:: EXERCISE INPUTS
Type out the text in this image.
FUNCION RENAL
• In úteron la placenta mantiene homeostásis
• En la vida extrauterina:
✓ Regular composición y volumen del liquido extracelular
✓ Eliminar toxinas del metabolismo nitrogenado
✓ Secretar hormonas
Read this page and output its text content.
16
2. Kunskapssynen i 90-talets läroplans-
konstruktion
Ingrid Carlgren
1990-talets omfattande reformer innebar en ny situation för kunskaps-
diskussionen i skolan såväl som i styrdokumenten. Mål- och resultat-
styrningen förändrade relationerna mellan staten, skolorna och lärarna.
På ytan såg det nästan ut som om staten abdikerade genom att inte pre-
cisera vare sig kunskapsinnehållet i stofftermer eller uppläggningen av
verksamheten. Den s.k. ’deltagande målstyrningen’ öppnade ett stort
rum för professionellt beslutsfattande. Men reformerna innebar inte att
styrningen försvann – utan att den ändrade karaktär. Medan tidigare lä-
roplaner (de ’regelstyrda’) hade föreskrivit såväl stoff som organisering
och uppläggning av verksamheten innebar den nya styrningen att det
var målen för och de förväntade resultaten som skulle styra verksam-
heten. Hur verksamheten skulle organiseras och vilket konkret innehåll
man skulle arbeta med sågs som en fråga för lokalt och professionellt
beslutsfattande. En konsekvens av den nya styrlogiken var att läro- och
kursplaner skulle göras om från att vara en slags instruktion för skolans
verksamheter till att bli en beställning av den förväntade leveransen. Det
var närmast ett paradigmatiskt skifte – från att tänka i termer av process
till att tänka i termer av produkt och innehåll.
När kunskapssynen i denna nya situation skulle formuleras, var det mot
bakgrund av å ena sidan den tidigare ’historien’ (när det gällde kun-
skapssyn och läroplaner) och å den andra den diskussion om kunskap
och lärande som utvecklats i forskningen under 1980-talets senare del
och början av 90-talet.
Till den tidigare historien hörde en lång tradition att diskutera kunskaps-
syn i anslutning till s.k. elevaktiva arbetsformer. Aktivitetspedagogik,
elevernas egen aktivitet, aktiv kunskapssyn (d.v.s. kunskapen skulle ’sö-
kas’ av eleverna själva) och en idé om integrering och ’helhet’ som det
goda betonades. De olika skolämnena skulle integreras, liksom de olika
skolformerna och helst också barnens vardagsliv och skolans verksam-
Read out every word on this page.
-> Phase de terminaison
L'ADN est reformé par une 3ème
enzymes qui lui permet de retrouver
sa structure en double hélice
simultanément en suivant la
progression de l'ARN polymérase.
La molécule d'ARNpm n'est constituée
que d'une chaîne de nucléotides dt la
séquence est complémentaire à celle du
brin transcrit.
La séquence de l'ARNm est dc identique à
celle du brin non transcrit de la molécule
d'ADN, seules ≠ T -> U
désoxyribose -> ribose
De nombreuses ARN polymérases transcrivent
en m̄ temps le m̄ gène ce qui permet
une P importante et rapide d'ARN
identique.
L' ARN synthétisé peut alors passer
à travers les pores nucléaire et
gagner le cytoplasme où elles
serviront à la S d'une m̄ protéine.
::::
**DIRECTIONS FOR THIS TASK:** Copy out each line of the entries above that holds "Read".

**TASK RESULT:**
Read this page and output its text content.
Read out every word on this page.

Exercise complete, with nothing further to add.